GIVEN INSTRUCTION - Track down every line below that holds "prime" and copy it.

PROVIDED MATERIAL -

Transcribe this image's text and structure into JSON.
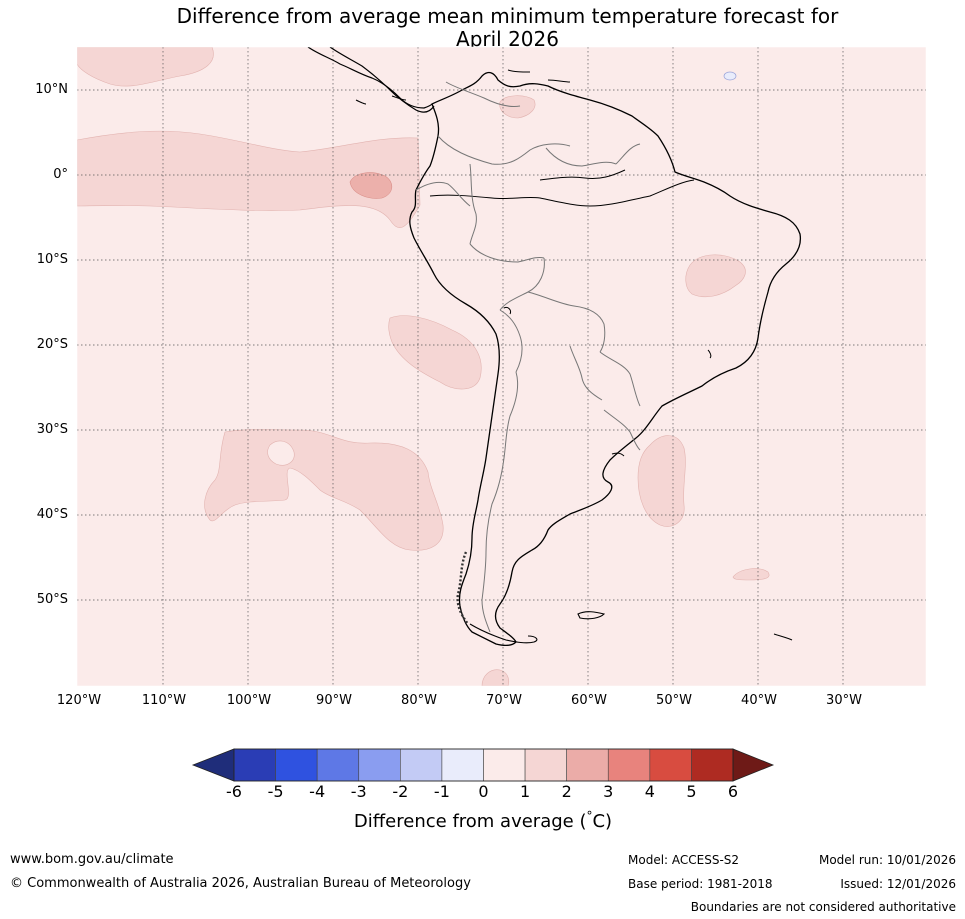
{
  "title": {
    "line1": "Difference from average mean minimum temperature forecast for",
    "line2": "April 2026"
  },
  "map": {
    "region": "South America and surrounding oceans",
    "lat_labels": [
      "10°N",
      "0°",
      "10°S",
      "20°S",
      "30°S",
      "40°S",
      "50°S"
    ],
    "lon_labels": [
      "120°W",
      "110°W",
      "100°W",
      "90°W",
      "80°W",
      "70°W",
      "60°W",
      "50°W",
      "40°W",
      "30°W"
    ],
    "background_category": "0 to 1",
    "anomaly_regions": [
      {
        "name": "equatorial-pacific-band",
        "category": "1 to 2"
      },
      {
        "name": "galapagos-warm-core",
        "category": "2 to 3"
      },
      {
        "name": "north-east-pacific-patch",
        "category": "1 to 2"
      },
      {
        "name": "south-east-pacific-patch",
        "category": "1 to 2"
      },
      {
        "name": "south-pacific-patch",
        "category": "1 to 2"
      },
      {
        "name": "eastern-brazil-patch",
        "category": "1 to 2"
      },
      {
        "name": "uruguay-coast-patch",
        "category": "1 to 2"
      },
      {
        "name": "south-atlantic-patch",
        "category": "1 to 2"
      },
      {
        "name": "caribbean-patch",
        "category": "1 to 2"
      },
      {
        "name": "drake-passage-patch",
        "category": "1 to 2"
      },
      {
        "name": "mid-atlantic-cool-dot",
        "category": "-1 to 0"
      }
    ]
  },
  "colorbar": {
    "ticks": [
      "-6",
      "-5",
      "-4",
      "-3",
      "-2",
      "-1",
      "0",
      "1",
      "2",
      "3",
      "4",
      "5",
      "6"
    ],
    "colors": [
      "#1f2d7a",
      "#2a3db5",
      "#2f52e0",
      "#5e78e6",
      "#8a9df0",
      "#c3cbf5",
      "#e9ecfb",
      "#fbebea",
      "#f5d6d4",
      "#ebaca8",
      "#e8837d",
      "#d84c40",
      "#ae2b22",
      "#6e1a17"
    ],
    "label": "Difference from average (°C)",
    "label_prefix": "Difference from average (",
    "label_degree": "°",
    "label_suffix": "C)"
  },
  "footer": {
    "url": "www.bom.gov.au/climate",
    "copyright": "© Commonwealth of Australia 2026, Australian Bureau of Meteorology",
    "model": "Model: ACCESS-S2",
    "base_period": "Base period: 1981-2018",
    "model_run": "Model run: 10/01/2026",
    "issued": "Issued: 12/01/2026",
    "disclaimer": "Boundaries are not considered authoritative"
  }
}
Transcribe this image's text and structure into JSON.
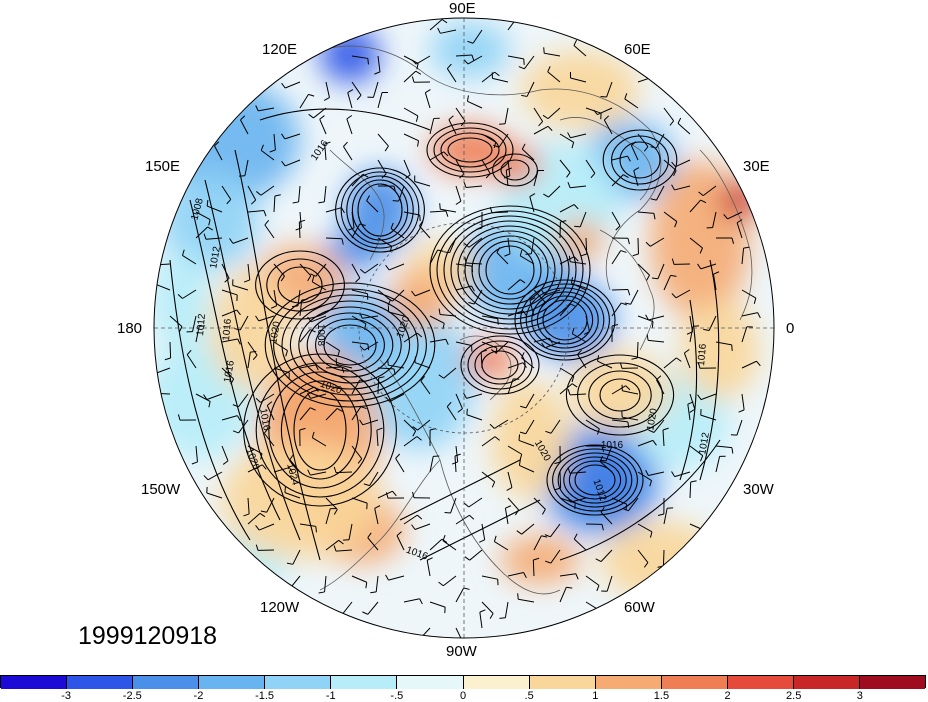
{
  "timestamp": "1999120918",
  "longitude_labels": [
    "90E",
    "60E",
    "30E",
    "0",
    "30W",
    "60W",
    "90W",
    "120W",
    "150W",
    "180",
    "150E",
    "120E"
  ],
  "contour_labels": [
    "1016",
    "1008",
    "1012",
    "1012",
    "1016",
    "1020",
    "1008",
    "1020",
    "1020",
    "1016",
    "1020",
    "1024",
    "1016",
    "1020",
    "1016",
    "1012",
    "1012",
    "1016",
    "1020",
    "1016"
  ],
  "colorbar": {
    "tick_labels": [
      "-3",
      "-2.5",
      "-2",
      "-1.5",
      "-1",
      "-.5",
      "0",
      ".5",
      "1",
      "1.5",
      "2",
      "2.5",
      "3"
    ],
    "colors": [
      "#1c0ad6",
      "#2d55e8",
      "#4a8fe8",
      "#68b4f0",
      "#8fd3f6",
      "#b6edf8",
      "#e6f7fa",
      "#fcf1cf",
      "#f9d69a",
      "#f5ab72",
      "#ef7e55",
      "#e54a3a",
      "#c92627",
      "#a00c1f"
    ]
  },
  "colors": {
    "land_outline": "#5a5a5a",
    "contour": "#000000",
    "grid": "#555555"
  }
}
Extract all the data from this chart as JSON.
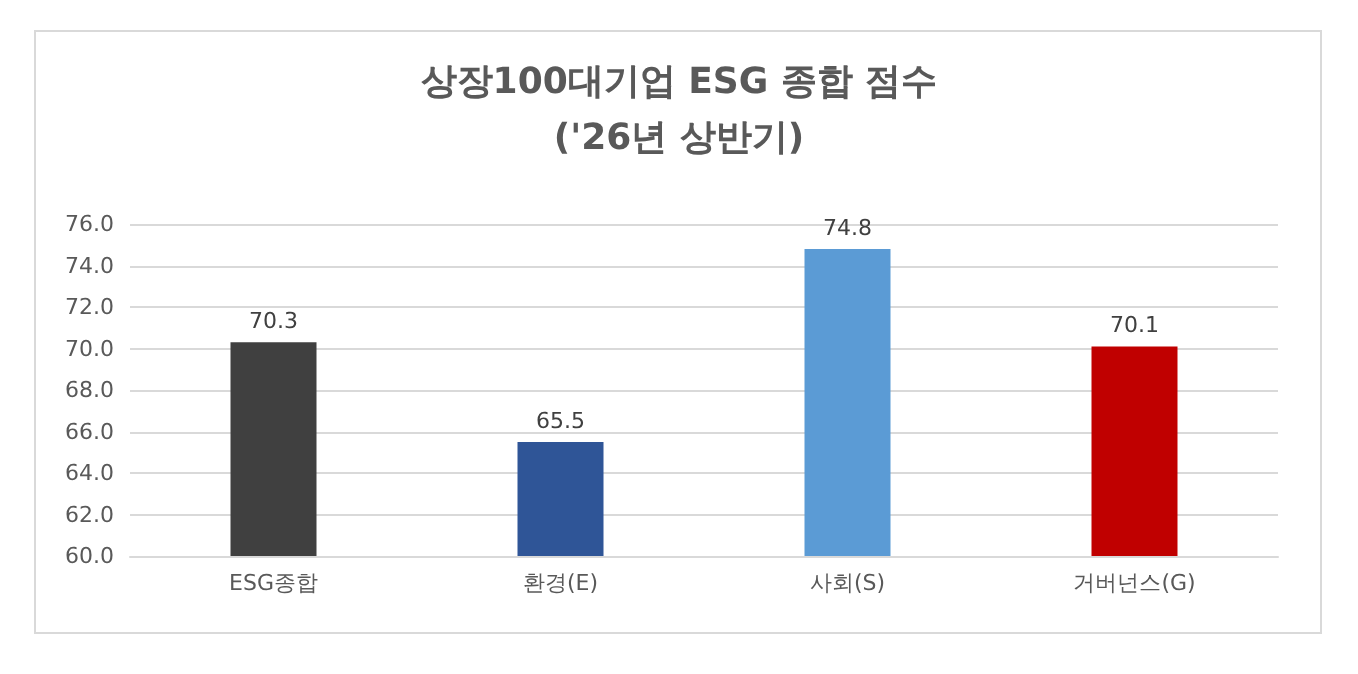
{
  "chart_data": {
    "type": "bar",
    "title": "상장100대기업 ESG 종합 점수",
    "subtitle": "('26년 상반기)",
    "categories": [
      "ESG종합",
      "환경(E)",
      "사회(S)",
      "거버넌스(G)"
    ],
    "values": [
      70.3,
      65.5,
      74.8,
      70.1
    ],
    "colors": [
      "#404040",
      "#2f5597",
      "#5b9bd5",
      "#c00000"
    ],
    "ylim": [
      60,
      76
    ],
    "yticks": [
      {
        "value": 60,
        "label": "60.0"
      },
      {
        "value": 62,
        "label": "62.0"
      },
      {
        "value": 64,
        "label": "64.0"
      },
      {
        "value": 66,
        "label": "66.0"
      },
      {
        "value": 68,
        "label": "68.0"
      },
      {
        "value": 70,
        "label": "70.0"
      },
      {
        "value": 72,
        "label": "72.0"
      },
      {
        "value": 74,
        "label": "74.0"
      },
      {
        "value": 76,
        "label": "76.0"
      }
    ],
    "grid": true,
    "data_labels": true
  }
}
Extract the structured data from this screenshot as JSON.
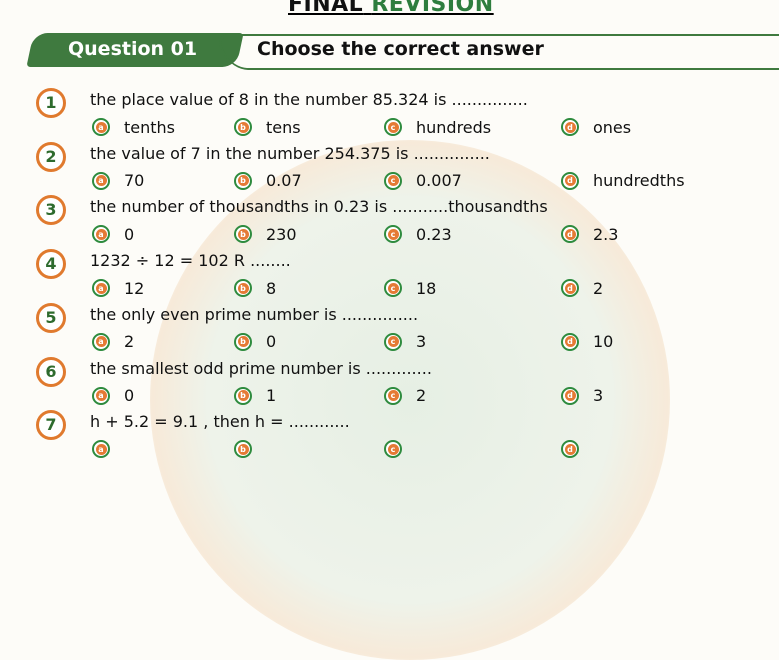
{
  "header": {
    "title_part1": "FINAL",
    "title_part2": "REVISION"
  },
  "section": {
    "label": "Question 01",
    "instruction": "Choose the correct answer"
  },
  "colors": {
    "green": "#3f7a3f",
    "orange": "#e07a2e"
  },
  "option_letters": [
    "a",
    "b",
    "c",
    "d"
  ],
  "questions": [
    {
      "number": "1",
      "text": "the place value of 8 in the number 85.324 is ...............",
      "options": [
        "tenths",
        "tens",
        "hundreds",
        "ones"
      ]
    },
    {
      "number": "2",
      "text": "the value of 7 in the number 254.375 is ...............",
      "options": [
        "70",
        "0.07",
        "0.007",
        "hundredths"
      ]
    },
    {
      "number": "3",
      "text": "the number of thousandths in 0.23 is ...........thousandths",
      "options": [
        "0",
        "230",
        "0.23",
        "2.3"
      ]
    },
    {
      "number": "4",
      "text": "1232 ÷ 12 = 102 R ........",
      "options": [
        "12",
        "8",
        "18",
        "2"
      ]
    },
    {
      "number": "5",
      "text": "the only even prime number is ...............",
      "options": [
        "2",
        "0",
        "3",
        "10"
      ]
    },
    {
      "number": "6",
      "text": "the smallest odd prime number is .............",
      "options": [
        "0",
        "1",
        "2",
        "3"
      ]
    },
    {
      "number": "7",
      "text": "h + 5.2 = 9.1 , then h = ............",
      "options": []
    }
  ]
}
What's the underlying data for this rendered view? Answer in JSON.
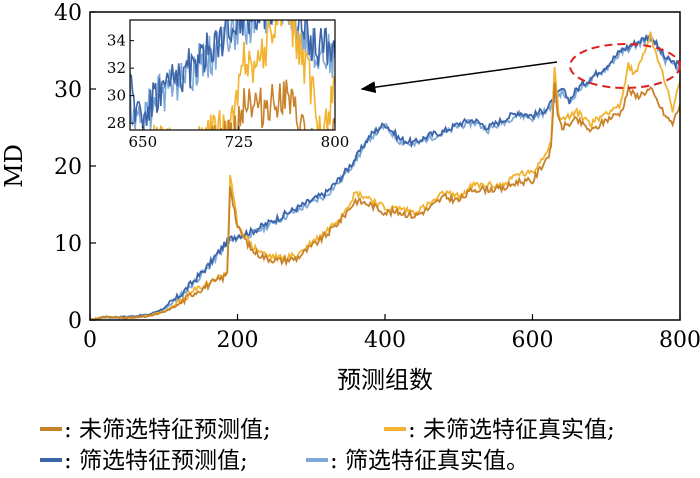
{
  "chart_data": {
    "type": "line",
    "xlabel": "预测组数",
    "ylabel": "MD",
    "xlim": [
      0,
      800
    ],
    "ylim": [
      0,
      40
    ],
    "xticks": [
      "0",
      "200",
      "400",
      "600",
      "800"
    ],
    "yticks": [
      "0",
      "10",
      "20",
      "30",
      "40"
    ],
    "grid": false,
    "legend_position": "bottom",
    "colors": {
      "unscreened_pred": "#c8822a",
      "unscreened_true": "#f2b430",
      "screened_pred": "#3c64a8",
      "screened_true": "#7ea8d8",
      "annotation": "#e02020"
    },
    "series": [
      {
        "name": "未筛选特征预测值",
        "key": "unscreened_pred",
        "x": [
          0,
          20,
          40,
          60,
          80,
          100,
          120,
          140,
          160,
          180,
          186,
          190,
          200,
          220,
          240,
          260,
          280,
          300,
          320,
          340,
          360,
          380,
          400,
          420,
          440,
          460,
          480,
          500,
          520,
          560,
          580,
          600,
          625,
          630,
          635,
          640,
          660,
          680,
          700,
          720,
          730,
          740,
          760,
          780,
          790,
          800
        ],
        "y": [
          0,
          0.4,
          0.3,
          0.3,
          0.5,
          1,
          2,
          3.5,
          4.5,
          5.5,
          6,
          17.5,
          12,
          9,
          8,
          7.7,
          8,
          9.5,
          11,
          13,
          15.5,
          15,
          14,
          14,
          13.5,
          14.5,
          16,
          15.5,
          17,
          17,
          18,
          18,
          22,
          31,
          26,
          25,
          26,
          24.5,
          26,
          27,
          30,
          29,
          30,
          26.5,
          25.5,
          28
        ]
      },
      {
        "name": "未筛选特征真实值",
        "key": "unscreened_true",
        "x": [
          0,
          20,
          40,
          60,
          80,
          100,
          120,
          140,
          160,
          180,
          186,
          190,
          200,
          220,
          240,
          260,
          280,
          300,
          320,
          340,
          360,
          380,
          400,
          420,
          440,
          460,
          480,
          500,
          520,
          560,
          580,
          600,
          625,
          630,
          635,
          640,
          660,
          680,
          700,
          720,
          730,
          740,
          760,
          780,
          790,
          800
        ],
        "y": [
          0,
          0.4,
          0.3,
          0.3,
          0.6,
          1.1,
          2.2,
          3.7,
          4.8,
          5.8,
          6.3,
          18.5,
          12.5,
          9.5,
          8.4,
          8,
          8.4,
          10,
          11.5,
          13.5,
          16.5,
          15.8,
          14.5,
          14.5,
          14,
          15,
          16.5,
          16,
          17.5,
          17.5,
          19,
          19,
          23,
          33,
          27,
          26,
          27,
          25.5,
          27,
          28,
          33,
          32,
          37,
          31,
          27,
          31
        ]
      },
      {
        "name": "筛选特征预测值",
        "key": "screened_pred",
        "x": [
          0,
          20,
          40,
          60,
          80,
          100,
          120,
          140,
          160,
          180,
          190,
          200,
          220,
          240,
          260,
          280,
          300,
          320,
          340,
          360,
          380,
          400,
          420,
          440,
          460,
          480,
          500,
          520,
          540,
          560,
          580,
          600,
          620,
          640,
          650,
          660,
          680,
          700,
          720,
          740,
          760,
          780,
          800
        ],
        "y": [
          0,
          0.4,
          0.4,
          0.5,
          0.7,
          1.5,
          3,
          5,
          7,
          9.5,
          10.5,
          11,
          11.5,
          12.5,
          13.5,
          14.5,
          15.5,
          16.5,
          18.5,
          21,
          24,
          25.5,
          23.5,
          23,
          24,
          24.5,
          25.5,
          26,
          25,
          26,
          27,
          26.5,
          27.5,
          30,
          28.5,
          30,
          31.5,
          33,
          35,
          36,
          37,
          34,
          33
        ]
      },
      {
        "name": "筛选特征真实值",
        "key": "screened_true",
        "x": [
          0,
          20,
          40,
          60,
          80,
          100,
          120,
          140,
          160,
          180,
          190,
          200,
          220,
          240,
          260,
          280,
          300,
          320,
          340,
          360,
          380,
          400,
          420,
          440,
          460,
          480,
          500,
          520,
          540,
          560,
          580,
          600,
          620,
          640,
          650,
          660,
          680,
          700,
          720,
          740,
          760,
          780,
          800
        ],
        "y": [
          0,
          0.3,
          0.3,
          0.4,
          0.6,
          1.4,
          2.8,
          4.8,
          6.8,
          9.2,
          10.2,
          10.7,
          11.2,
          12.2,
          13.2,
          14.2,
          15.2,
          16.2,
          18.2,
          20.7,
          23.7,
          25.2,
          23.2,
          22.7,
          23.7,
          24.2,
          25.2,
          25.7,
          24.7,
          25.7,
          26.7,
          26.2,
          27.2,
          29.7,
          28.2,
          29.7,
          31.2,
          32.7,
          34.7,
          35.7,
          36.7,
          33.7,
          32.7
        ]
      }
    ],
    "inset": {
      "xlim": [
        640,
        800
      ],
      "ylim": [
        27.5,
        35.5
      ],
      "xticks": [
        "650",
        "725",
        "800"
      ],
      "yticks": [
        "28",
        "30",
        "32",
        "34"
      ]
    },
    "legend": [
      {
        "key": "unscreened_pred",
        "label": ": 未筛选特征预测值;"
      },
      {
        "key": "unscreened_true",
        "label": ": 未筛选特征真实值;"
      },
      {
        "key": "screened_pred",
        "label": ": 筛选特征预测值;"
      },
      {
        "key": "screened_true",
        "label": ": 筛选特征真实值。"
      }
    ]
  }
}
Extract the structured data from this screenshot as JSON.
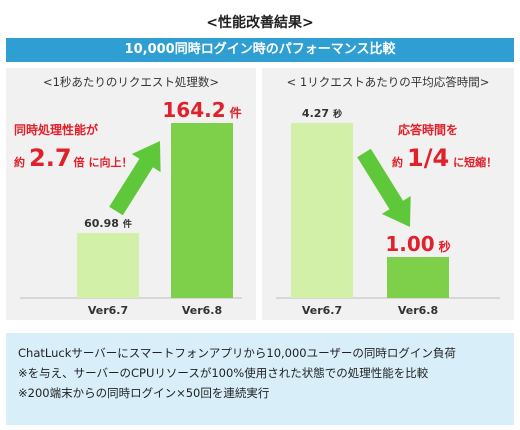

CORRECT ANSWER -
      "text": "the only even prime number is ...............",
      "text": "the smallest odd prime number is .............",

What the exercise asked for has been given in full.